## [Written instruction]
Copy out exactly each line from the line with "Read all visible content and emit it as JSON." through the last line of the material below.

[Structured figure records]

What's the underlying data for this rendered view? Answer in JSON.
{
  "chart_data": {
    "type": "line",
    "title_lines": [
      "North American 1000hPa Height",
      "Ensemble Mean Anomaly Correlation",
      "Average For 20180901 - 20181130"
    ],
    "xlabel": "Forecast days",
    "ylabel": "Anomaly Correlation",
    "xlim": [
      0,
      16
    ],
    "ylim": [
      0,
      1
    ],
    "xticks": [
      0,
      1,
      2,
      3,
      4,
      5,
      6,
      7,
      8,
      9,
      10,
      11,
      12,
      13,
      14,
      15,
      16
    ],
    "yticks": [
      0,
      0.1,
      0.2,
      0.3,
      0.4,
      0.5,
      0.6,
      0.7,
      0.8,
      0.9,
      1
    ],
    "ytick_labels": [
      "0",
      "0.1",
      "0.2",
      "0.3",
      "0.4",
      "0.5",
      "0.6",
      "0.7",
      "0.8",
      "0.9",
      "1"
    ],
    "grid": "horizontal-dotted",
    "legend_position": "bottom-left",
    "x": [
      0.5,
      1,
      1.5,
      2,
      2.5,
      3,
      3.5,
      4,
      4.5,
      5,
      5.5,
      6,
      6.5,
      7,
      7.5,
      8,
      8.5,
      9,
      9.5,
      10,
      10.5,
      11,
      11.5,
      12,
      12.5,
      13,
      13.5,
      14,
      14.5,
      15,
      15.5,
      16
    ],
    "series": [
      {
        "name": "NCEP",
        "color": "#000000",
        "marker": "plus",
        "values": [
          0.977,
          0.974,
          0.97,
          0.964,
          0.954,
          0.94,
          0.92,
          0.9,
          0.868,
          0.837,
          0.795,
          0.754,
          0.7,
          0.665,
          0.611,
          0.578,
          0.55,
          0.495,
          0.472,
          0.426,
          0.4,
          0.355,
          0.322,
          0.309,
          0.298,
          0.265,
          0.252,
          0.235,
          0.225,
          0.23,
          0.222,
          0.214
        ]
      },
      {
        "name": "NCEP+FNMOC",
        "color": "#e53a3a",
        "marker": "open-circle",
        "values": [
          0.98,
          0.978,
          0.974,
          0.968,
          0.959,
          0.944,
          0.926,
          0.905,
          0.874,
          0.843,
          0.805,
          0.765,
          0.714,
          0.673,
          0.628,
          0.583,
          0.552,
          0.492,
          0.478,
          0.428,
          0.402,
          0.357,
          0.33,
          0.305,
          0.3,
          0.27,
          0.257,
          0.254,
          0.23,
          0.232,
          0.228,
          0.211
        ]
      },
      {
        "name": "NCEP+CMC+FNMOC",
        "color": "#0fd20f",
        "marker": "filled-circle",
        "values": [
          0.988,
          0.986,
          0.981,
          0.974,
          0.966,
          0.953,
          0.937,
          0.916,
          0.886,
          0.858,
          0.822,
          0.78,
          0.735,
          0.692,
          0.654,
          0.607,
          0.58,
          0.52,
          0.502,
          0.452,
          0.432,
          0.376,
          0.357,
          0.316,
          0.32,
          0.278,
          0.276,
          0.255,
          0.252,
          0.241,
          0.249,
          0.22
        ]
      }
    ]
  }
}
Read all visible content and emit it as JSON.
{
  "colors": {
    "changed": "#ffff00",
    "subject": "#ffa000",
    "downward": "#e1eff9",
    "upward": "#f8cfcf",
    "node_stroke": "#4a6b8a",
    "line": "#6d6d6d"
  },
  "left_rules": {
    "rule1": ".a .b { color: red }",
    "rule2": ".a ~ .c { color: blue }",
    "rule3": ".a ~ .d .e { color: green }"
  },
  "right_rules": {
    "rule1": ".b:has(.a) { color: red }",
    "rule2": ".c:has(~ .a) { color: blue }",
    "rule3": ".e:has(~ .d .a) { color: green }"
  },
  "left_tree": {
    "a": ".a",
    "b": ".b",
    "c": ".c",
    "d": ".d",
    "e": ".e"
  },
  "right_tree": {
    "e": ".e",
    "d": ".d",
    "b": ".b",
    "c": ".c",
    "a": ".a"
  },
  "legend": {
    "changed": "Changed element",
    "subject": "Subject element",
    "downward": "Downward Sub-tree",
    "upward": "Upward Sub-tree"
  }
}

## [Answer for the task]
Read all visible content and emit it as JSON.
{
  "colors": {
    "changed": "#ffff00",
    "subject": "#ffa000",
    "downward": "#e1eff9",
    "upward": "#f8cfcf",
    "node_stroke": "#4a6b8a",
    "line": "#6d6d6d"
  },
  "left_rules": {
    "rule1": ".a .b { color: red }",
    "rule2": ".a ~ .c { color: blue }",
    "rule3": ".a ~ .d .e { color: green }"
  },
  "right_rules": {
    "rule1": ".b:has(.a) { color: red }",
    "rule2": ".c:has(~ .a) { color: blue }",
    "rule3": ".e:has(~ .d .a) { color: green }"
  },
  "left_tree": {
    "a": ".a",
    "b": ".b",
    "c": ".c",
    "d": ".d",
    "e": ".e"
  },
  "right_tree": {
    "e": ".e",
    "d": ".d",
    "b": ".b",
    "c": ".c",
    "a": ".a"
  },
  "legend": {
    "changed": "Changed element",
    "subject": "Subject element",
    "downward": "Downward Sub-tree",
    "upward": "Upward Sub-tree"
  }
}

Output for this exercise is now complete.